Copy the lines of the records verbatim, beginning with the line that contains "- band-pmr-high: [264, 269, 294, 317]" and ending after the line that contains "- arrow-ext-low: [129, 93, 371, 264]".

• Element box records:
^^^^^^^^
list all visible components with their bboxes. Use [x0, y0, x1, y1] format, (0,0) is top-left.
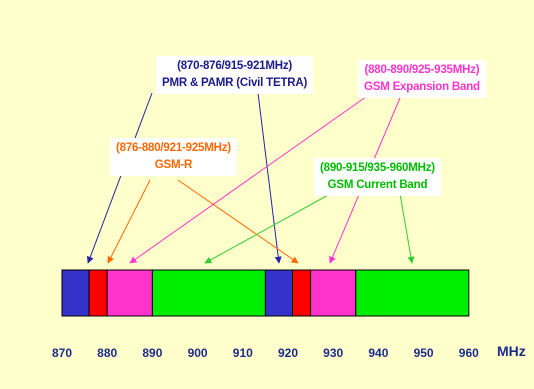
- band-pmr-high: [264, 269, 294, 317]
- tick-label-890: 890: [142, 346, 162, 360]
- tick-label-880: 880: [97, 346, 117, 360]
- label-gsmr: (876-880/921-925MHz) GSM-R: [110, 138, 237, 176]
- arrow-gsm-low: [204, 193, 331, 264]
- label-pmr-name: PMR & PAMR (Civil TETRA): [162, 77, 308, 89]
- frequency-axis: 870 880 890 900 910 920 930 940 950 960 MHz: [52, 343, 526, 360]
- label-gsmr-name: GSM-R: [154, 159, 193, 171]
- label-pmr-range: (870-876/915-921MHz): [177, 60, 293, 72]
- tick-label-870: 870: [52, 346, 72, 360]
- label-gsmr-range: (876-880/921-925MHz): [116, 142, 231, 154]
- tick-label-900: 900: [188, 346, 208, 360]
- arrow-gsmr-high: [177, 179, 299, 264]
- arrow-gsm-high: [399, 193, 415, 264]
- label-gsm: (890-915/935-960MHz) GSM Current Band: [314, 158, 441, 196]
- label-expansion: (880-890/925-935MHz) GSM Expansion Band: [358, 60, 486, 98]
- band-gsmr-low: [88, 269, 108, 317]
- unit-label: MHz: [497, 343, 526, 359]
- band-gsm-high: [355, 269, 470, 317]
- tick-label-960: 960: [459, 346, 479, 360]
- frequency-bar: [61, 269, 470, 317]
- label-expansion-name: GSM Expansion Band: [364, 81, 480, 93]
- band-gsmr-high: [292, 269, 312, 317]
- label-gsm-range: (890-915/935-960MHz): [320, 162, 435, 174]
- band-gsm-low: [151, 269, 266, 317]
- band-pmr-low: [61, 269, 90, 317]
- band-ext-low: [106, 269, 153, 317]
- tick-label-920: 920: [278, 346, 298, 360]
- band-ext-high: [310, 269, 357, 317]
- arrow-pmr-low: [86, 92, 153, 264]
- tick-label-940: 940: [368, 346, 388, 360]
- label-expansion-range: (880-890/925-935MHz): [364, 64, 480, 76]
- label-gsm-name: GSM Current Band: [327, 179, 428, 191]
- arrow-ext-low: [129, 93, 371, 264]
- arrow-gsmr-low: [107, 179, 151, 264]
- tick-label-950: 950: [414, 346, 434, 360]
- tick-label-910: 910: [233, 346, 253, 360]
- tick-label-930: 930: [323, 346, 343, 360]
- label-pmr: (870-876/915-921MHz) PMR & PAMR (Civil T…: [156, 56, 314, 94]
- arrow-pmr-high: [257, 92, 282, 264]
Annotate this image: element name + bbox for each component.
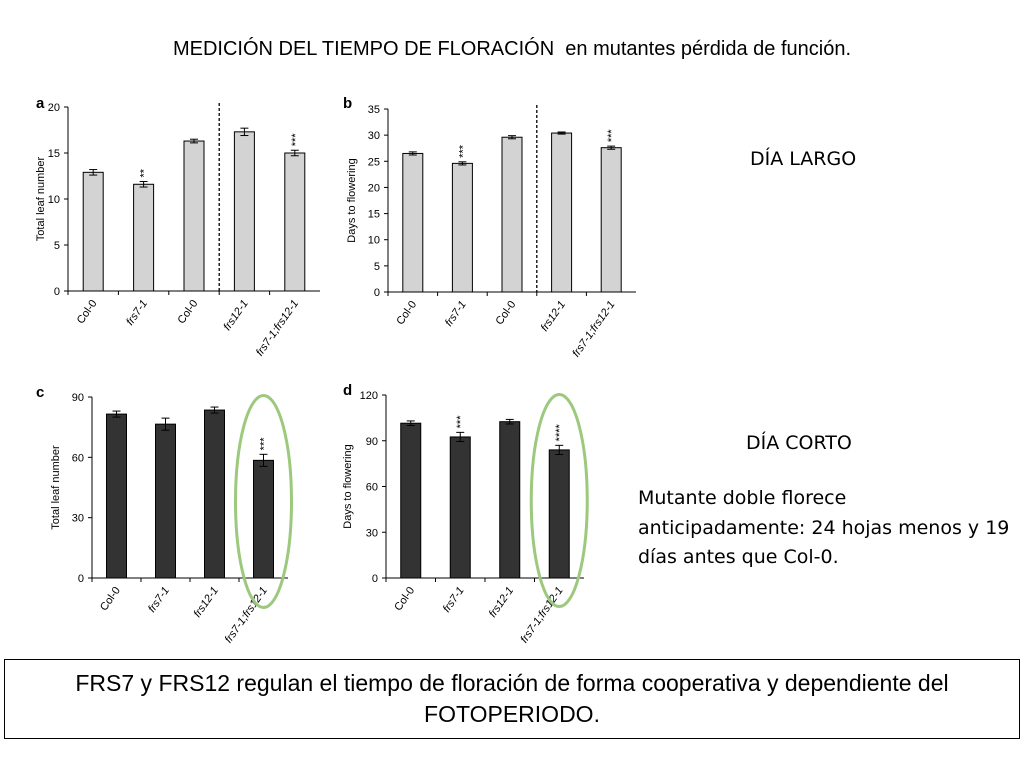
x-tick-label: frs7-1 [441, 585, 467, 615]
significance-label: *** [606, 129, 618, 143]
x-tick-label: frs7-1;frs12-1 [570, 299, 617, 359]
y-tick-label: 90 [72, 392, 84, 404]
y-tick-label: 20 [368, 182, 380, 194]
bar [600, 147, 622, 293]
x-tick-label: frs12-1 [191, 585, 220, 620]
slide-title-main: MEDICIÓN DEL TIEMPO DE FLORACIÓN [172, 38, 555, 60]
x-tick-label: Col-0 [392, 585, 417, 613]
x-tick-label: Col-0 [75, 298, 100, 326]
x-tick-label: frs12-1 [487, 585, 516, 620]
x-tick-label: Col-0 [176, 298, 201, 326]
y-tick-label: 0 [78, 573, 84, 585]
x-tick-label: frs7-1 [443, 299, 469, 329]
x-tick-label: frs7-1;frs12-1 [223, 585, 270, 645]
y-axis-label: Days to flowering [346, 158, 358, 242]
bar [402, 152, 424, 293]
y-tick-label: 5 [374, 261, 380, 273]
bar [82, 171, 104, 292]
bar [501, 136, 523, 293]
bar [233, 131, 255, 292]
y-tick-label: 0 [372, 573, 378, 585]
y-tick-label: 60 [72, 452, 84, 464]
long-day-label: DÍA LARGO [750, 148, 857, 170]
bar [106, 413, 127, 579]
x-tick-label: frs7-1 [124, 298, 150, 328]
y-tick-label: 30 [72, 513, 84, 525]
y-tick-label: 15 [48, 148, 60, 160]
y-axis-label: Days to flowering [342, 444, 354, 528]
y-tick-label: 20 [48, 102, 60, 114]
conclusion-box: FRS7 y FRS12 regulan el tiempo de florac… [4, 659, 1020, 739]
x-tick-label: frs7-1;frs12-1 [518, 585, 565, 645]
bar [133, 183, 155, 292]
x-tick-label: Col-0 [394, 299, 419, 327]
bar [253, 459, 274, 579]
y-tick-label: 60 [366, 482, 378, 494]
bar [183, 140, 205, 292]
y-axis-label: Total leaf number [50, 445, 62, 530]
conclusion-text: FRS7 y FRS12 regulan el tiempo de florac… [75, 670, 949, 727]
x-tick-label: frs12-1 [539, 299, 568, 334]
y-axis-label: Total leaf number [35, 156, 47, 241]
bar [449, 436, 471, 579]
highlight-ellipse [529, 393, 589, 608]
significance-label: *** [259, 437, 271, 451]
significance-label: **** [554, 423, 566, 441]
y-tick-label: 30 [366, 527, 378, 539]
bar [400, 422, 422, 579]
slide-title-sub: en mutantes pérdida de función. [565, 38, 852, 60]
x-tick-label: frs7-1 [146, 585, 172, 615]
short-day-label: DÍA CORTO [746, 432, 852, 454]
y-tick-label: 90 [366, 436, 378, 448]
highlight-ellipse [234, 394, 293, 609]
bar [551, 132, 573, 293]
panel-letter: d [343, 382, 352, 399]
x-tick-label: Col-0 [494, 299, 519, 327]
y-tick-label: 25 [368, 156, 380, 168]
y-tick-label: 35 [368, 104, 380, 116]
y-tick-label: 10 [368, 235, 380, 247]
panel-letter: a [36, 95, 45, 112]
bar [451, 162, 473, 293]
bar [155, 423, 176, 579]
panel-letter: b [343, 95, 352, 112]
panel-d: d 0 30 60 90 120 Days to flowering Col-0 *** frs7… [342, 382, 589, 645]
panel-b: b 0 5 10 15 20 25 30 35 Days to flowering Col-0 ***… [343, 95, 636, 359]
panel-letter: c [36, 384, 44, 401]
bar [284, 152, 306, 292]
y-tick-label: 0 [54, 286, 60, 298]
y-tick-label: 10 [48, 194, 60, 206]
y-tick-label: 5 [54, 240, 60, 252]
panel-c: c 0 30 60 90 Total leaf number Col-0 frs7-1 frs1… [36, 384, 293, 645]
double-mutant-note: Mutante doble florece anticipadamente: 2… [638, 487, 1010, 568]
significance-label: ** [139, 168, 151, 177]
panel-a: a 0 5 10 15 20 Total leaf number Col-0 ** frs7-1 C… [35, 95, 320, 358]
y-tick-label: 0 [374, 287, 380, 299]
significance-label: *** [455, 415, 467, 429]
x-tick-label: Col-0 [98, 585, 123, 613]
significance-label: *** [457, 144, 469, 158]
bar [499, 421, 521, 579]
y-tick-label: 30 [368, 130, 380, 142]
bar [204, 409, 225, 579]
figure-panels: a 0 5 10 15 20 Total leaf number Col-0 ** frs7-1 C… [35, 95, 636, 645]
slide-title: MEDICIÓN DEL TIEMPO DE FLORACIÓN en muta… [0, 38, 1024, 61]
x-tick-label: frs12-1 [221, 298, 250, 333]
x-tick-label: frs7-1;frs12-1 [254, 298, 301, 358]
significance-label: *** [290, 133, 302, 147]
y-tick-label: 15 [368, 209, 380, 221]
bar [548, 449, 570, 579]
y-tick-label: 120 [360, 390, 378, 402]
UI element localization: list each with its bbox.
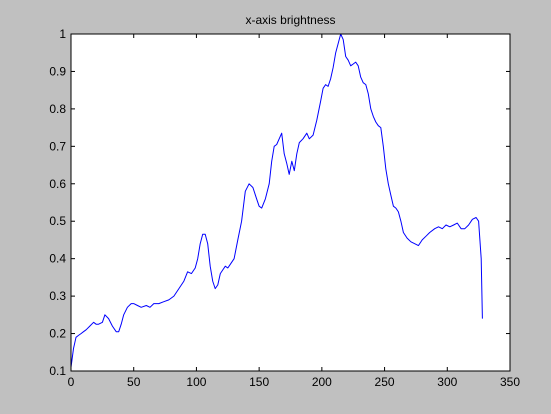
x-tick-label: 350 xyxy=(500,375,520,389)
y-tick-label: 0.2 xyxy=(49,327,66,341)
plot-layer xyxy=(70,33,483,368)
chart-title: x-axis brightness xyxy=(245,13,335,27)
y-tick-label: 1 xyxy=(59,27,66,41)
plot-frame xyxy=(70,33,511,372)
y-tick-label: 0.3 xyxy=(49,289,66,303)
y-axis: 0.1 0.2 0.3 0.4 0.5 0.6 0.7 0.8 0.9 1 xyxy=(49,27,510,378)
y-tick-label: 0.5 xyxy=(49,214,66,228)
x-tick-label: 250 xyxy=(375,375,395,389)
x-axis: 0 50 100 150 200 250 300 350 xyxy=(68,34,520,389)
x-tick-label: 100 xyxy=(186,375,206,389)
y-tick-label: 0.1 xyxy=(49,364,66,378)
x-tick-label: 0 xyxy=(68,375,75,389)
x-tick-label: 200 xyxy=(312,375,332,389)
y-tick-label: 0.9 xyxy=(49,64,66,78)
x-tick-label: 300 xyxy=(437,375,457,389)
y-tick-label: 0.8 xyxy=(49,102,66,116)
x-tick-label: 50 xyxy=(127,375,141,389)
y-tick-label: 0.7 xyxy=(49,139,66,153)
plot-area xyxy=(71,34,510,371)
^^^^^^^^
• TASK OUTPUT:
- band-pmr-high: [264, 269, 294, 317]
- tick-label-890: 890: [142, 346, 162, 360]
- tick-label-880: 880: [97, 346, 117, 360]
- label-gsmr: (876-880/921-925MHz) GSM-R: [110, 138, 237, 176]
- arrow-gsm-low: [204, 193, 331, 264]
- label-pmr-name: PMR & PAMR (Civil TETRA): [162, 77, 308, 89]
- frequency-axis: 870 880 890 900 910 920 930 940 950 960 MHz: [52, 343, 526, 360]
- label-gsmr-name: GSM-R: [154, 159, 193, 171]
- label-pmr-range: (870-876/915-921MHz): [177, 60, 293, 72]
- tick-label-870: 870: [52, 346, 72, 360]
- label-gsmr-range: (876-880/921-925MHz): [116, 142, 231, 154]
- tick-label-900: 900: [188, 346, 208, 360]
- arrow-gsmr-high: [177, 179, 299, 264]
- arrow-gsm-high: [399, 193, 415, 264]
- label-gsm: (890-915/935-960MHz) GSM Current Band: [314, 158, 441, 196]
- label-expansion: (880-890/925-935MHz) GSM Expansion Band: [358, 60, 486, 98]
- band-gsmr-low: [88, 269, 108, 317]
- unit-label: MHz: [497, 343, 526, 359]
- band-gsm-high: [355, 269, 470, 317]
- tick-label-960: 960: [459, 346, 479, 360]
- frequency-bar: [61, 269, 470, 317]
- label-expansion-name: GSM Expansion Band: [364, 81, 480, 93]
- band-gsmr-high: [292, 269, 312, 317]
- label-gsm-range: (890-915/935-960MHz): [320, 162, 435, 174]
- band-gsm-low: [151, 269, 266, 317]
- band-pmr-low: [61, 269, 90, 317]
- band-ext-low: [106, 269, 153, 317]
- tick-label-920: 920: [278, 346, 298, 360]
- band-ext-high: [310, 269, 357, 317]
- arrow-pmr-low: [86, 92, 153, 264]
- tick-label-940: 940: [368, 346, 388, 360]
- label-expansion-range: (880-890/925-935MHz): [364, 64, 480, 76]
- label-gsm-name: GSM Current Band: [327, 179, 428, 191]
- arrow-ext-low: [129, 93, 371, 264]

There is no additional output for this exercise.